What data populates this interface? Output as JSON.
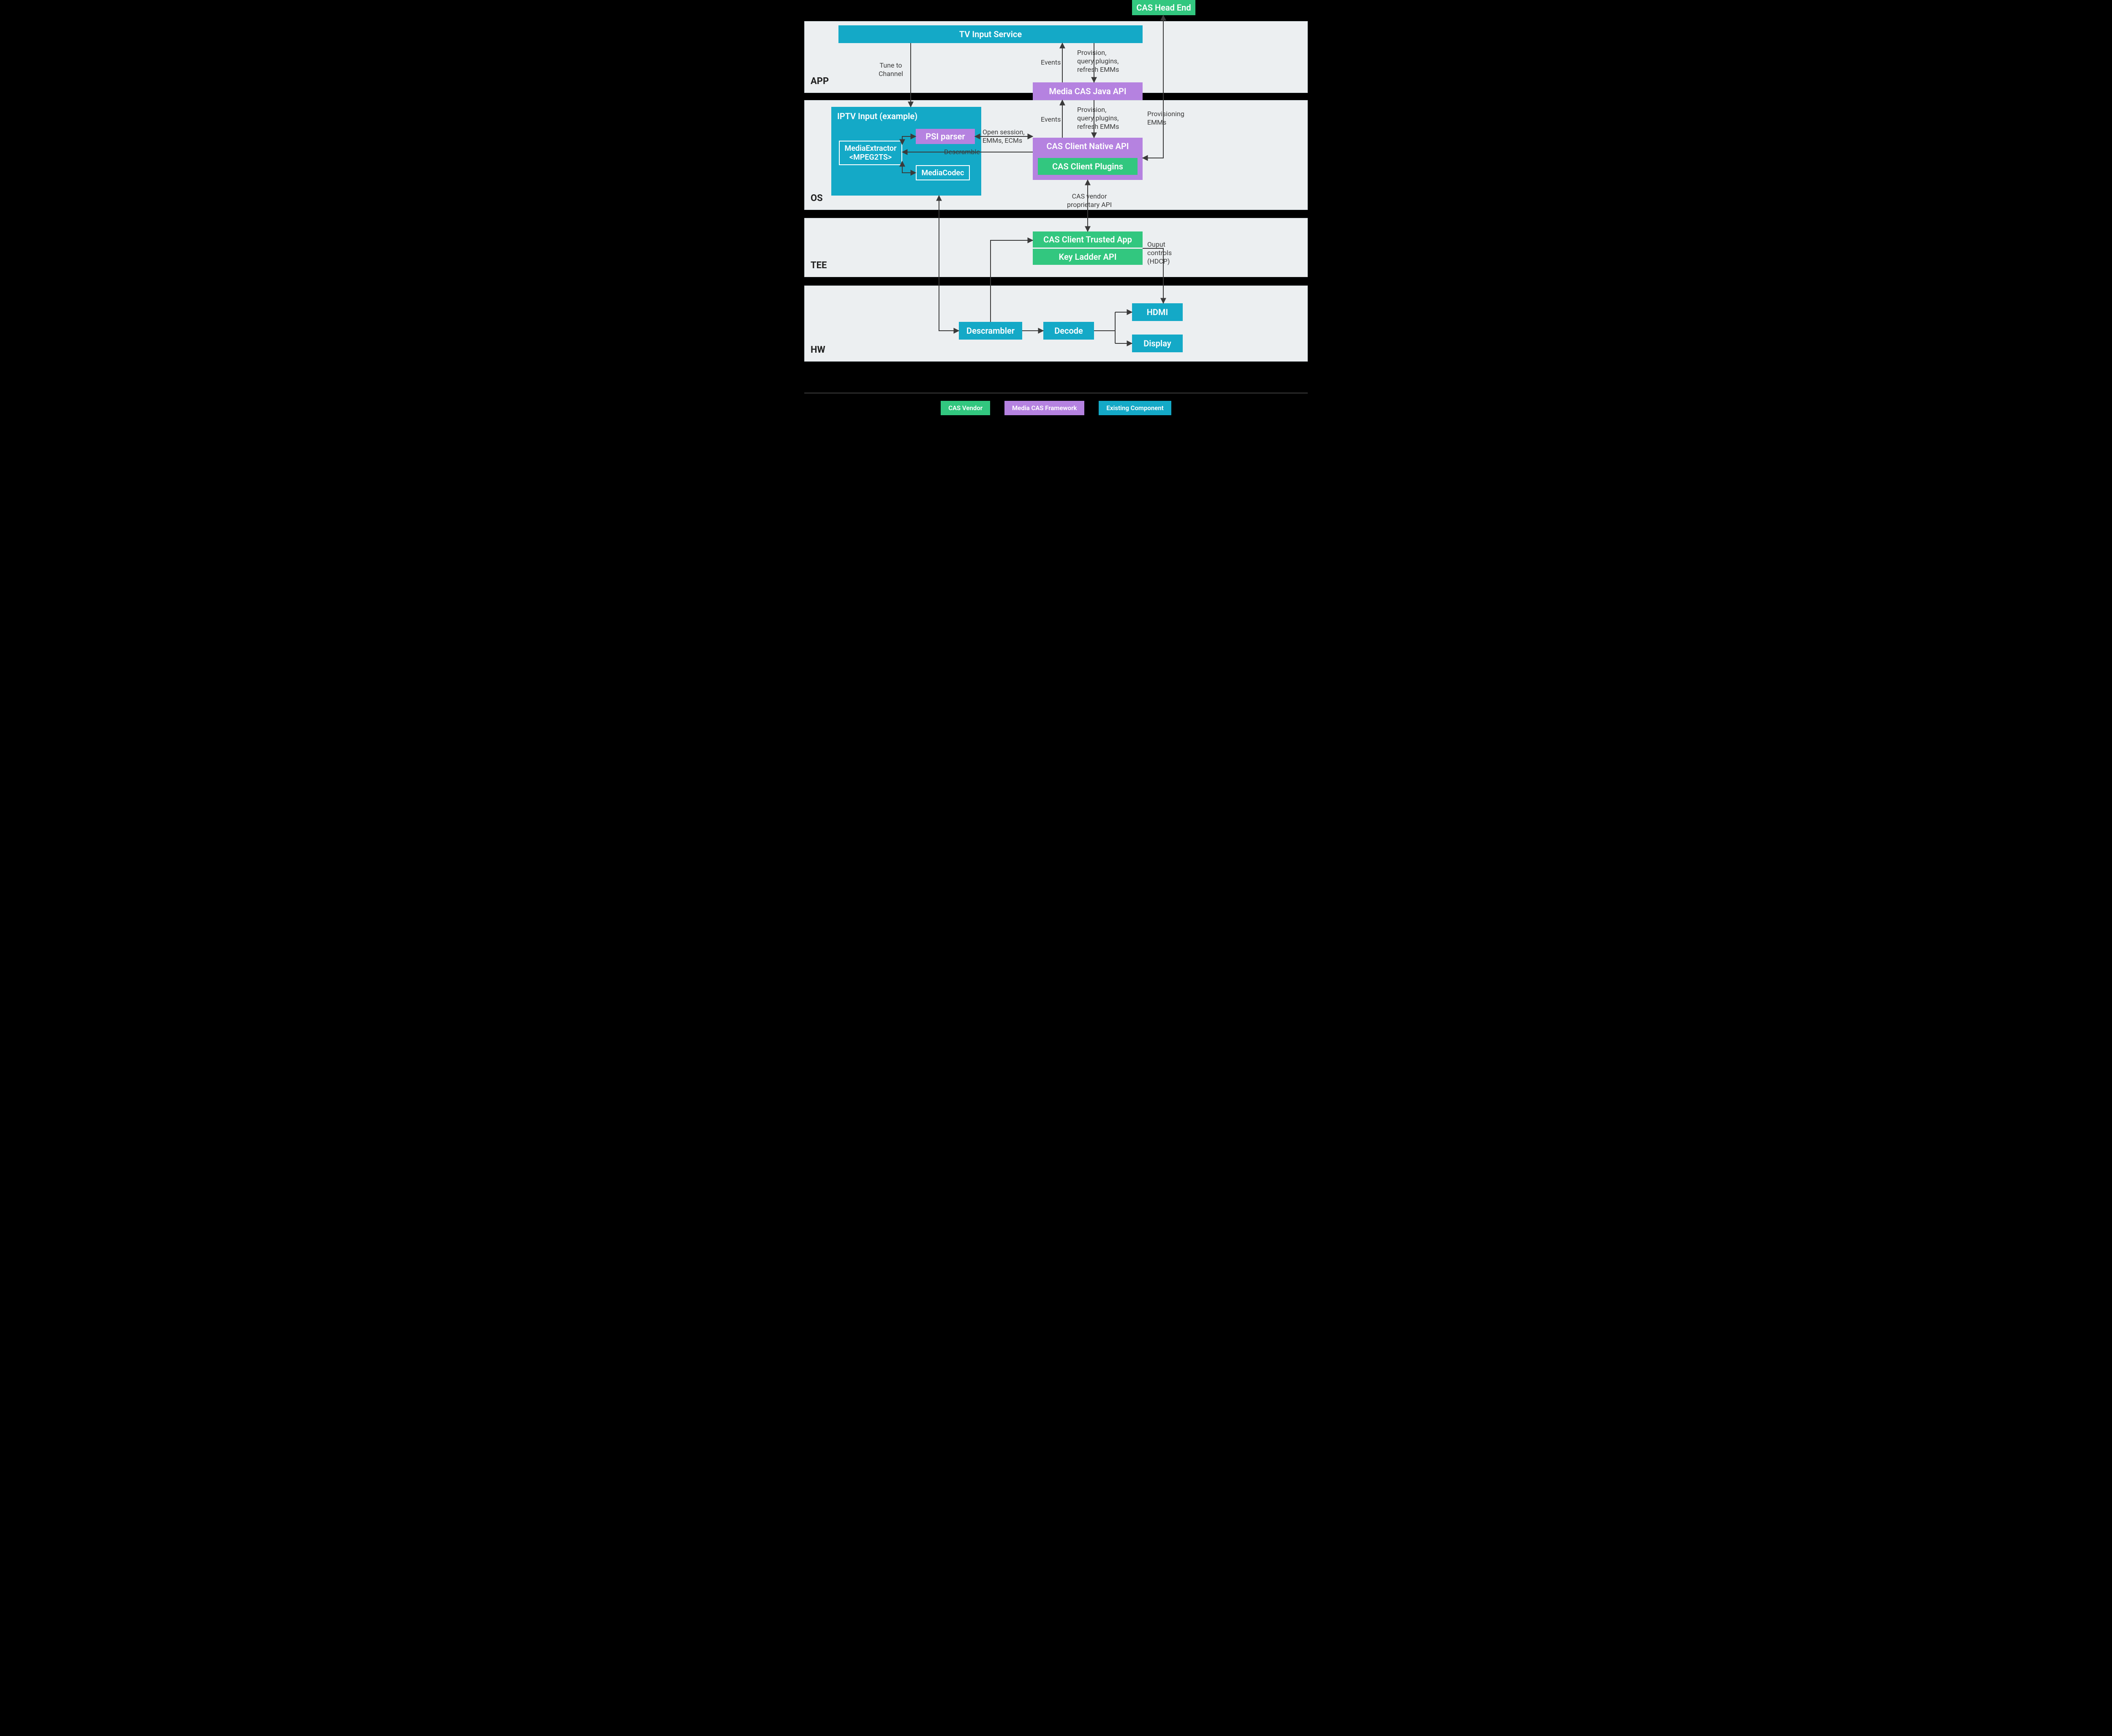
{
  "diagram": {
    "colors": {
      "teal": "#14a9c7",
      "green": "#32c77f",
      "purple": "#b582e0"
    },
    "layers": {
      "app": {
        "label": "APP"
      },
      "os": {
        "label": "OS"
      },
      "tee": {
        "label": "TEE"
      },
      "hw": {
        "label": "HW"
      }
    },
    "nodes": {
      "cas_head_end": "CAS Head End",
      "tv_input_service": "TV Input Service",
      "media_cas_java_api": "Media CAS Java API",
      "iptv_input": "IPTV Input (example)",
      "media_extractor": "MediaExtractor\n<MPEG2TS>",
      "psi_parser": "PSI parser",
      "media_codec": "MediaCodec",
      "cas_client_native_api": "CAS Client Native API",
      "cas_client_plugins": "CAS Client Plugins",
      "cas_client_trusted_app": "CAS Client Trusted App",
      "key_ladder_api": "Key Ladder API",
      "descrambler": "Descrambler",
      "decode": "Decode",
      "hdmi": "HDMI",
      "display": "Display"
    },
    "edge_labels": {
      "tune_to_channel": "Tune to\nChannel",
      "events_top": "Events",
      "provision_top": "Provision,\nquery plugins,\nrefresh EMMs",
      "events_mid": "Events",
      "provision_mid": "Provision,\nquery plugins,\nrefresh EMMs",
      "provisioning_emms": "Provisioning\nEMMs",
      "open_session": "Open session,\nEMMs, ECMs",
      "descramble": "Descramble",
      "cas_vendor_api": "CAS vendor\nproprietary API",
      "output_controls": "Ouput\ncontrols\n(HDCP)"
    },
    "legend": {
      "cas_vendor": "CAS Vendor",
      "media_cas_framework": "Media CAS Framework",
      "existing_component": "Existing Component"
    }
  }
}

---+---

■ Stated goal
Reproduce the listing above exactly, excluding all pictures.

■ Solution below
What data populates this interface? Output as JSON.
{
  "diagram": {
    "colors": {
      "teal": "#14a9c7",
      "green": "#32c77f",
      "purple": "#b582e0"
    },
    "layers": {
      "app": {
        "label": "APP"
      },
      "os": {
        "label": "OS"
      },
      "tee": {
        "label": "TEE"
      },
      "hw": {
        "label": "HW"
      }
    },
    "nodes": {
      "cas_head_end": "CAS Head End",
      "tv_input_service": "TV Input Service",
      "media_cas_java_api": "Media CAS Java API",
      "iptv_input": "IPTV Input (example)",
      "media_extractor": "MediaExtractor\n<MPEG2TS>",
      "psi_parser": "PSI parser",
      "media_codec": "MediaCodec",
      "cas_client_native_api": "CAS Client Native API",
      "cas_client_plugins": "CAS Client Plugins",
      "cas_client_trusted_app": "CAS Client Trusted App",
      "key_ladder_api": "Key Ladder API",
      "descrambler": "Descrambler",
      "decode": "Decode",
      "hdmi": "HDMI",
      "display": "Display"
    },
    "edge_labels": {
      "tune_to_channel": "Tune to\nChannel",
      "events_top": "Events",
      "provision_top": "Provision,\nquery plugins,\nrefresh EMMs",
      "events_mid": "Events",
      "provision_mid": "Provision,\nquery plugins,\nrefresh EMMs",
      "provisioning_emms": "Provisioning\nEMMs",
      "open_session": "Open session,\nEMMs, ECMs",
      "descramble": "Descramble",
      "cas_vendor_api": "CAS vendor\nproprietary API",
      "output_controls": "Ouput\ncontrols\n(HDCP)"
    },
    "legend": {
      "cas_vendor": "CAS Vendor",
      "media_cas_framework": "Media CAS Framework",
      "existing_component": "Existing Component"
    }
  }
}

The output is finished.